(DATASET RECORDS)
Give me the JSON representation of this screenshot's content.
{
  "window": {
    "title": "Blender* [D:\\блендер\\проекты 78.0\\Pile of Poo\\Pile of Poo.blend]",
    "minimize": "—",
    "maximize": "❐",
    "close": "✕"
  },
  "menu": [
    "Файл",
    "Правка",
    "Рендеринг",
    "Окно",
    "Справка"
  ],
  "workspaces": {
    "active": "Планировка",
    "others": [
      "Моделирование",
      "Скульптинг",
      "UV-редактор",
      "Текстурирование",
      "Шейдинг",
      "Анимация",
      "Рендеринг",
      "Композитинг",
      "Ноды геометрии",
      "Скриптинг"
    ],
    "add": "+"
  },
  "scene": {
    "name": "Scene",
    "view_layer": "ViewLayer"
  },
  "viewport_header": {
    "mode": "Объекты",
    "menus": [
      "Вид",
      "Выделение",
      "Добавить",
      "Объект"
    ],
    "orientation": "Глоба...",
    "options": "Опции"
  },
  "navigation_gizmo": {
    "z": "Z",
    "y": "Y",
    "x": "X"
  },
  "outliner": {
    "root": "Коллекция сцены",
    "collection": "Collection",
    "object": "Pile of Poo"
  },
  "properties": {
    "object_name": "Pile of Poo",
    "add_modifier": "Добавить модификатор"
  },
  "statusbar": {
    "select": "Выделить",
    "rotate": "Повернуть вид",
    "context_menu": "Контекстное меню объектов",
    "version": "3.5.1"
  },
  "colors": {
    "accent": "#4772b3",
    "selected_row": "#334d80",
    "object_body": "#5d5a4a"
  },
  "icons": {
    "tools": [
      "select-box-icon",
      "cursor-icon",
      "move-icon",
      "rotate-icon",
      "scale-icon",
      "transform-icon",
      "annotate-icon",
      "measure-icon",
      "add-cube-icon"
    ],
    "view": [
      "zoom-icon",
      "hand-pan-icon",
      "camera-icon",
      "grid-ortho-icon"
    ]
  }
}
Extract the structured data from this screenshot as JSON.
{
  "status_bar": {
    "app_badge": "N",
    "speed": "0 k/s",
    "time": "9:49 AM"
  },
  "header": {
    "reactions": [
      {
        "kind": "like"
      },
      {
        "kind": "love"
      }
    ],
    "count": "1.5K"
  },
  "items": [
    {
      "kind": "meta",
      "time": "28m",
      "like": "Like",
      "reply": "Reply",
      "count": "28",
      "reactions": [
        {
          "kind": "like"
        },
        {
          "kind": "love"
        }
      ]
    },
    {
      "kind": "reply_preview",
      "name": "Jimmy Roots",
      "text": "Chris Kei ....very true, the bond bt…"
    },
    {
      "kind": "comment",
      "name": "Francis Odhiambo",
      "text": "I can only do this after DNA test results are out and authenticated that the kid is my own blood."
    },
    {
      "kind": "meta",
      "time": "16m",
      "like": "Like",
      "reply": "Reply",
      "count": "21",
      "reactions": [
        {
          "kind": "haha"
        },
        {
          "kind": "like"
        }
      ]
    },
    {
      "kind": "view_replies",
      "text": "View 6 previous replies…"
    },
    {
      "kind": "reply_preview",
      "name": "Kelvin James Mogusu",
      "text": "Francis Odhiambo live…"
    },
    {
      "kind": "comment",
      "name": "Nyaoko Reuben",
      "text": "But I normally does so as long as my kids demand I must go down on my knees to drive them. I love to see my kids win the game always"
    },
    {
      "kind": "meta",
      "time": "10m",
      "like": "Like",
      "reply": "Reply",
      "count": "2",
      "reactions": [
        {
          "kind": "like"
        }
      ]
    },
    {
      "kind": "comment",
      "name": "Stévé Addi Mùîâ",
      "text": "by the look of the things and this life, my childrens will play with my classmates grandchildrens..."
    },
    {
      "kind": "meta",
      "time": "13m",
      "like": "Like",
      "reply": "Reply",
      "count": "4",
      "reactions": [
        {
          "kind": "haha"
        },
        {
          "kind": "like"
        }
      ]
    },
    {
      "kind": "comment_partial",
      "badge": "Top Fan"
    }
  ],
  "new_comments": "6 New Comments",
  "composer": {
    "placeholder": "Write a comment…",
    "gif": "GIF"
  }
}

(THE TASK)
Scan the material above. Return every line containing the string "love".

(REPLY)
        "kind": "love"
          "kind": "love"
      "text": "But I normally does so as long as my kids demand I must go down on my knees to drive them. I love to see my kids win the game always"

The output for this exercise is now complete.